▶ **What you have to do**
Each entry below is to be transcribed exactly.

▶ **Supplied data**
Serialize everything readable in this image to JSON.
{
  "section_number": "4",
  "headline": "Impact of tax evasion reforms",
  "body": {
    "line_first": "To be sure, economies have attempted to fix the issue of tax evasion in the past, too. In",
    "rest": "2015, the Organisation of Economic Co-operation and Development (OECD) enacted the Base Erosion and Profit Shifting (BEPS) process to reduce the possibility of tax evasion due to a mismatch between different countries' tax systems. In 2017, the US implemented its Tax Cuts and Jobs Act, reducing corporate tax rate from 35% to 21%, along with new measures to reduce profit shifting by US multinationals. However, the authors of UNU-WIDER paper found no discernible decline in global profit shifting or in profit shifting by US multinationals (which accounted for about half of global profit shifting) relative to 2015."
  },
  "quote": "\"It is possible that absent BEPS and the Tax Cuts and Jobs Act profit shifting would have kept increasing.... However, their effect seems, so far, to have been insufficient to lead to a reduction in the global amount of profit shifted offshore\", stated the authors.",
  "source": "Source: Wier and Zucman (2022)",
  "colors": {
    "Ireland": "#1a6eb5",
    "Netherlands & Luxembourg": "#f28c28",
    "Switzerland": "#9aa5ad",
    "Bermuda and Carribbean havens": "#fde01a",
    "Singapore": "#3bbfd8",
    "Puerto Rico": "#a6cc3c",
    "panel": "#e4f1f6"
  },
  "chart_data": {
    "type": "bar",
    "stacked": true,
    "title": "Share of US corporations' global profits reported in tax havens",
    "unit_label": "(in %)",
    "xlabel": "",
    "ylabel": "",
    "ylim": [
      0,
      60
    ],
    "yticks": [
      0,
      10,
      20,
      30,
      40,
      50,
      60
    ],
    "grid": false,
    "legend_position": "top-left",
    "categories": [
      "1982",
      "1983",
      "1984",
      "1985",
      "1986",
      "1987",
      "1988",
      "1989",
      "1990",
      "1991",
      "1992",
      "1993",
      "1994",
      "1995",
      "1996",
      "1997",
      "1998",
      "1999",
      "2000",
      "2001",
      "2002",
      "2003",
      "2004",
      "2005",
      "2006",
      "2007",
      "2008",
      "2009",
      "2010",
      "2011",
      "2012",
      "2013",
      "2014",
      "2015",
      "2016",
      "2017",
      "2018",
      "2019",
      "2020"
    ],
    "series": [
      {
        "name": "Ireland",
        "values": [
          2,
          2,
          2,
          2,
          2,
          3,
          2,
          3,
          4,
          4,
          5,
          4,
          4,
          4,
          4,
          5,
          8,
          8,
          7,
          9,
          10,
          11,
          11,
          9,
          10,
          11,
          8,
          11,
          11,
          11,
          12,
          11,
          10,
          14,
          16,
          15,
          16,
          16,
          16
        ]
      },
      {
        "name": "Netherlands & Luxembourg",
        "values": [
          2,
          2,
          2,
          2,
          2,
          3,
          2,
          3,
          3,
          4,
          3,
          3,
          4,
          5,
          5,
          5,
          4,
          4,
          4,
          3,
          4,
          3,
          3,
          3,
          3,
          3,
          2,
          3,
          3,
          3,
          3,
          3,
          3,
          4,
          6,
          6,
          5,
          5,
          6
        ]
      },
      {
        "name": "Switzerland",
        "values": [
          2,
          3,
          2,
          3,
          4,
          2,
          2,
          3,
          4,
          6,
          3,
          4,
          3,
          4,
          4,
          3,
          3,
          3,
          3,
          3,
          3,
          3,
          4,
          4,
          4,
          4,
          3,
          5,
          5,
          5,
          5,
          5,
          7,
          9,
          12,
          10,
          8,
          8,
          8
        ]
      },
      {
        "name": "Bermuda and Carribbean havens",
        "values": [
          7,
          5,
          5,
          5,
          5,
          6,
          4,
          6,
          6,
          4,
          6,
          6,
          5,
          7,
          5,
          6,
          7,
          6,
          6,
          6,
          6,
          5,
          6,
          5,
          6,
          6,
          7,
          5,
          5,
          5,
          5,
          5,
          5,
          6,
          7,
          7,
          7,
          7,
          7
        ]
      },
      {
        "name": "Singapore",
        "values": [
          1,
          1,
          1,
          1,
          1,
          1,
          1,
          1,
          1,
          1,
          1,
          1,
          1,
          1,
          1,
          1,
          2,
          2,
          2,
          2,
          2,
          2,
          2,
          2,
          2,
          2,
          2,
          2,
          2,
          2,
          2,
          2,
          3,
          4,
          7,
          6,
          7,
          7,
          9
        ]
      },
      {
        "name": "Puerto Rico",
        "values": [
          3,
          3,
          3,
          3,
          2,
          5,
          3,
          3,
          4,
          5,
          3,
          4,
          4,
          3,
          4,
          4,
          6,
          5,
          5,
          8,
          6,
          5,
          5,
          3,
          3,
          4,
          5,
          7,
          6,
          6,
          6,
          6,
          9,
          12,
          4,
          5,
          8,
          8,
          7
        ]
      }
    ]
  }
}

▶ **Complete output**
Serialize everything readable in this image to JSON.
{
  "section_number": "4",
  "headline": "Impact of tax evasion reforms",
  "body": {
    "line_first": "To be sure, economies have attempted to fix the issue of tax evasion in the past, too. In",
    "rest": "2015, the Organisation of Economic Co-operation and Development (OECD) enacted the Base Erosion and Profit Shifting (BEPS) process to reduce the possibility of tax evasion due to a mismatch between different countries' tax systems. In 2017, the US implemented its Tax Cuts and Jobs Act, reducing corporate tax rate from 35% to 21%, along with new measures to reduce profit shifting by US multinationals. However, the authors of UNU-WIDER paper found no discernible decline in global profit shifting or in profit shifting by US multinationals (which accounted for about half of global profit shifting) relative to 2015."
  },
  "quote": "\"It is possible that absent BEPS and the Tax Cuts and Jobs Act profit shifting would have kept increasing.... However, their effect seems, so far, to have been insufficient to lead to a reduction in the global amount of profit shifted offshore\", stated the authors.",
  "source": "Source: Wier and Zucman (2022)",
  "colors": {
    "Ireland": "#1a6eb5",
    "Netherlands & Luxembourg": "#f28c28",
    "Switzerland": "#9aa5ad",
    "Bermuda and Carribbean havens": "#fde01a",
    "Singapore": "#3bbfd8",
    "Puerto Rico": "#a6cc3c",
    "panel": "#e4f1f6"
  },
  "chart_data": {
    "type": "bar",
    "stacked": true,
    "title": "Share of US corporations' global profits reported in tax havens",
    "unit_label": "(in %)",
    "xlabel": "",
    "ylabel": "",
    "ylim": [
      0,
      60
    ],
    "yticks": [
      0,
      10,
      20,
      30,
      40,
      50,
      60
    ],
    "grid": false,
    "legend_position": "top-left",
    "categories": [
      "1982",
      "1983",
      "1984",
      "1985",
      "1986",
      "1987",
      "1988",
      "1989",
      "1990",
      "1991",
      "1992",
      "1993",
      "1994",
      "1995",
      "1996",
      "1997",
      "1998",
      "1999",
      "2000",
      "2001",
      "2002",
      "2003",
      "2004",
      "2005",
      "2006",
      "2007",
      "2008",
      "2009",
      "2010",
      "2011",
      "2012",
      "2013",
      "2014",
      "2015",
      "2016",
      "2017",
      "2018",
      "2019",
      "2020"
    ],
    "series": [
      {
        "name": "Ireland",
        "values": [
          2,
          2,
          2,
          2,
          2,
          3,
          2,
          3,
          4,
          4,
          5,
          4,
          4,
          4,
          4,
          5,
          8,
          8,
          7,
          9,
          10,
          11,
          11,
          9,
          10,
          11,
          8,
          11,
          11,
          11,
          12,
          11,
          10,
          14,
          16,
          15,
          16,
          16,
          16
        ]
      },
      {
        "name": "Netherlands & Luxembourg",
        "values": [
          2,
          2,
          2,
          2,
          2,
          3,
          2,
          3,
          3,
          4,
          3,
          3,
          4,
          5,
          5,
          5,
          4,
          4,
          4,
          3,
          4,
          3,
          3,
          3,
          3,
          3,
          2,
          3,
          3,
          3,
          3,
          3,
          3,
          4,
          6,
          6,
          5,
          5,
          6
        ]
      },
      {
        "name": "Switzerland",
        "values": [
          2,
          3,
          2,
          3,
          4,
          2,
          2,
          3,
          4,
          6,
          3,
          4,
          3,
          4,
          4,
          3,
          3,
          3,
          3,
          3,
          3,
          3,
          4,
          4,
          4,
          4,
          3,
          5,
          5,
          5,
          5,
          5,
          7,
          9,
          12,
          10,
          8,
          8,
          8
        ]
      },
      {
        "name": "Bermuda and Carribbean havens",
        "values": [
          7,
          5,
          5,
          5,
          5,
          6,
          4,
          6,
          6,
          4,
          6,
          6,
          5,
          7,
          5,
          6,
          7,
          6,
          6,
          6,
          6,
          5,
          6,
          5,
          6,
          6,
          7,
          5,
          5,
          5,
          5,
          5,
          5,
          6,
          7,
          7,
          7,
          7,
          7
        ]
      },
      {
        "name": "Singapore",
        "values": [
          1,
          1,
          1,
          1,
          1,
          1,
          1,
          1,
          1,
          1,
          1,
          1,
          1,
          1,
          1,
          1,
          2,
          2,
          2,
          2,
          2,
          2,
          2,
          2,
          2,
          2,
          2,
          2,
          2,
          2,
          2,
          2,
          3,
          4,
          7,
          6,
          7,
          7,
          9
        ]
      },
      {
        "name": "Puerto Rico",
        "values": [
          3,
          3,
          3,
          3,
          2,
          5,
          3,
          3,
          4,
          5,
          3,
          4,
          4,
          3,
          4,
          4,
          6,
          5,
          5,
          8,
          6,
          5,
          5,
          3,
          3,
          4,
          5,
          7,
          6,
          6,
          6,
          6,
          9,
          12,
          4,
          5,
          8,
          8,
          7
        ]
      }
    ]
  }
}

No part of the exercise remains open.